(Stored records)
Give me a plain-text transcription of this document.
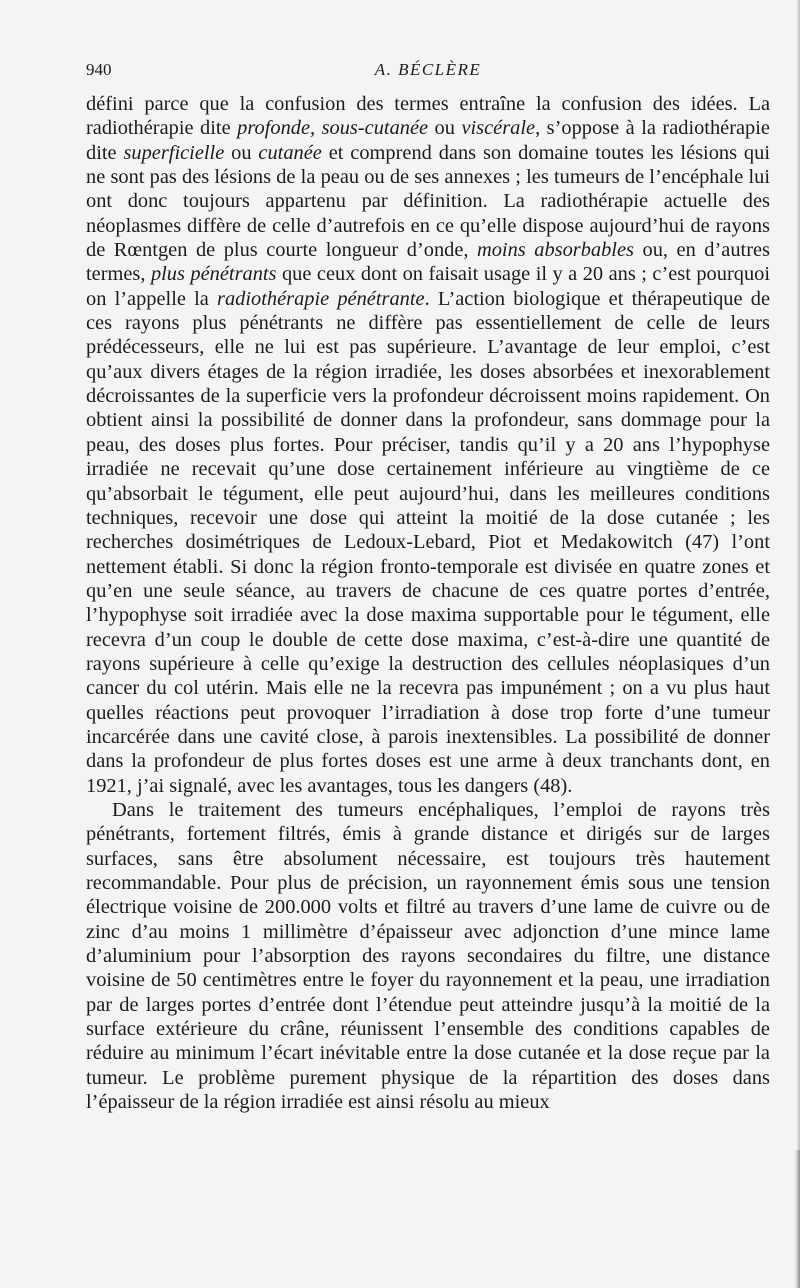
940	A. BÉCLÈRE

défini parce que la confusion des termes entraîne la confusion des idées. La radiothérapie dite profonde, sous-cutanée ou viscérale, s’oppose à la radiothérapie dite superficielle ou cutanée et comprend dans son domaine toutes les lésions qui ne sont pas des lésions de la peau ou de ses annexes ; les tumeurs de l’encéphale lui ont donc toujours appartenu par définition. La radiothérapie actuelle des néoplasmes diffère de celle d’autrefois en ce qu’elle dispose aujourd’hui de rayons de Rœntgen de plus courte longueur d’onde, moins absorbables ou, en d’autres termes, plus pénétrants que ceux dont on faisait usage il y a 20 ans ; c’est pourquoi on l’appelle la radiothérapie pénétrante. L’action biologique et thérapeutique de ces rayons plus pénétrants ne diffère pas essentiellement de celle de leurs prédécesseurs, elle ne lui est pas supérieure. L’avantage de leur emploi, c’est qu’aux divers étages de la région irradiée, les doses absorbées et inexorablement décroissantes de la superficie vers la profondeur décroissent moins rapidement. On obtient ainsi la possibilité de donner dans la profondeur, sans dommage pour la peau, des doses plus fortes. Pour préciser, tandis qu’il y a 20 ans l’hypophyse irradiée ne recevait qu’une dose certainement inférieure au vingtième de ce qu’absorbait le tégument, elle peut aujourd’hui, dans les meilleures conditions techniques, recevoir une dose qui atteint la moitié de la dose cutanée ; les recherches dosimétriques de Ledoux-Lebard, Piot et Medakowitch (47) l’ont nettement établi. Si donc la région fronto-temporale est divisée en quatre zones et qu’en une seule séance, au travers de chacune de ces quatre portes d’entrée, l’hypophyse soit irradiée avec la dose maxima supportable pour le tégument, elle recevra d’un coup le double de cette dose maxima, c’est-à-dire une quantité de rayons supérieure à celle qu’exige la destruction des cellules néoplasiques d’un cancer du col utérin. Mais elle ne la recevra pas impunément ; on a vu plus haut quelles réactions peut provoquer l’irradiation à dose trop forte d’une tumeur incarcérée dans une cavité close, à parois inextensibles. La possibilité de donner dans la profondeur de plus fortes doses est une arme à deux tranchants dont, en 1921, j’ai signalé, avec les avantages, tous les dangers (48).

Dans le traitement des tumeurs encéphaliques, l’emploi de rayons très pénétrants, fortement filtrés, émis à grande distance et dirigés sur de larges surfaces, sans être absolument nécessaire, est toujours très hautement recommandable. Pour plus de précision, un rayonnement émis sous une tension électrique voisine de 200.000 volts et filtré au travers d’une lame de cuivre ou de zinc d’au moins 1 millimètre d’épaisseur avec adjonction d’une mince lame d’aluminium pour l’absorption des rayons secondaires du filtre, une distance voisine de 50 centimètres entre le foyer du rayonnement et la peau, une irradiation par de larges portes d’entrée dont l’étendue peut atteindre jusqu’à la moitié de la surface extérieure du crâne, réunissent l’ensemble des conditions capables de réduire au minimum l’écart inévitable entre la dose cutanée et la dose reçue par la tumeur. Le problème purement physique de la répartition des doses dans l’épaisseur de la région irradiée est ainsi résolu au mieux
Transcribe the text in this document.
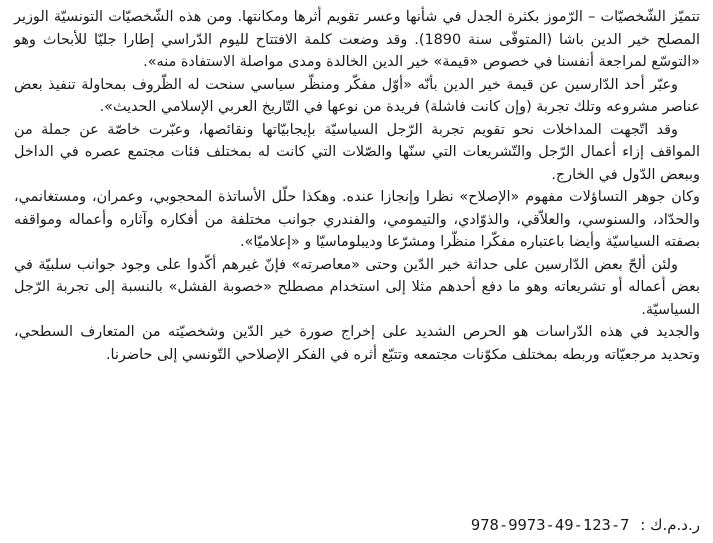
تتميّز الشّخصيّات – الرّموز بكثرة الجدل في شأنها وعسر تقويم أثرها ومكانتها. ومن هذه الشّخصيّات التونسيّة الوزير المصلح خير الدين باشا (المتوفّى سنة 1890). وقد وضعت كلمة الافتتاح لليوم الدّراسي إطارا جليّا للأبحاث وهو «التوسّع لمراجعة أنفسنا في خصوص «قيمة» خير الدين الخالدة ومدى مواصلة الاستفادة منه».

وعبّر أحد الدّارسين عن قيمة خير الدين بأنّه «أوّل مفكّر ومنظّر سياسي سنحت له الظّروف بمحاولة تنفيذ بعض عناصر مشروعه وتلك تجربة (وإن كانت فاشلة) فريدة من نوعها في التّاريخ العربي الإسلامي الحديث».

وقد اتّجهت المداخلات نحو تقويم تجربة الرّجل السياسيّة بإيجابيّاتها ونقائصها، وعبّرت خاصّة عن جملة من المواقف إزاء أعمال الرّجل والتّشريعات التي سنّها والصّلات التي كانت له بمختلف فئات مجتمع عصره في الداخل وببعض الدّول في الخارج.

وكان جوهر التساؤلات مفهوم «الإصلاح» نظرا وإنجازا عنده. وهكذا حلّل الأساتذة المحجوبي، وعمران، ومستغانمي، والحدّاد، والسنوسي، والعلاّقي، والذوّادي، والتيمومي، والفندري جوانب مختلفة من أفكاره وآثاره وأعماله ومواقفه بصفته السياسيّة وأيضا باعتباره مفكّرا منظّرا ومشرّعا وديبلوماسيّا و «إعلاميّا».

ولئن ألحّ بعض الدّارسين على حداثة خير الدّين وحتى «معاصرته» فإنّ غيرهم أكّدوا على وجود جوانب سلبيّة في بعض أعماله أو تشريعاته وهو ما دفع أحدهم مثلا إلى استخدام مصطلح «خصوبة الفشل» بالنسبة إلى تجربة الرّجل السياسيّة.

والجديد في هذه الدّراسات هو الحرص الشديد على إخراج صورة خير الدّين وشخصيّته من المتعارف السطحي، وتحديد مرجعيّاته وربطه بمختلف مكوّنات مجتمعه وتتبّع أثره في الفكر الإصلاحي التّونسي إلى حاضرنا.

ر.د.م.ك : 978-9973-49-123-7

• **WORK TO BE COMPLETED**:
Show each line of the data that contains the string "this".

• **EXERCISE OUTPUT**:
Give me a plain-text transcription of this document.
Transcribe the text in this document.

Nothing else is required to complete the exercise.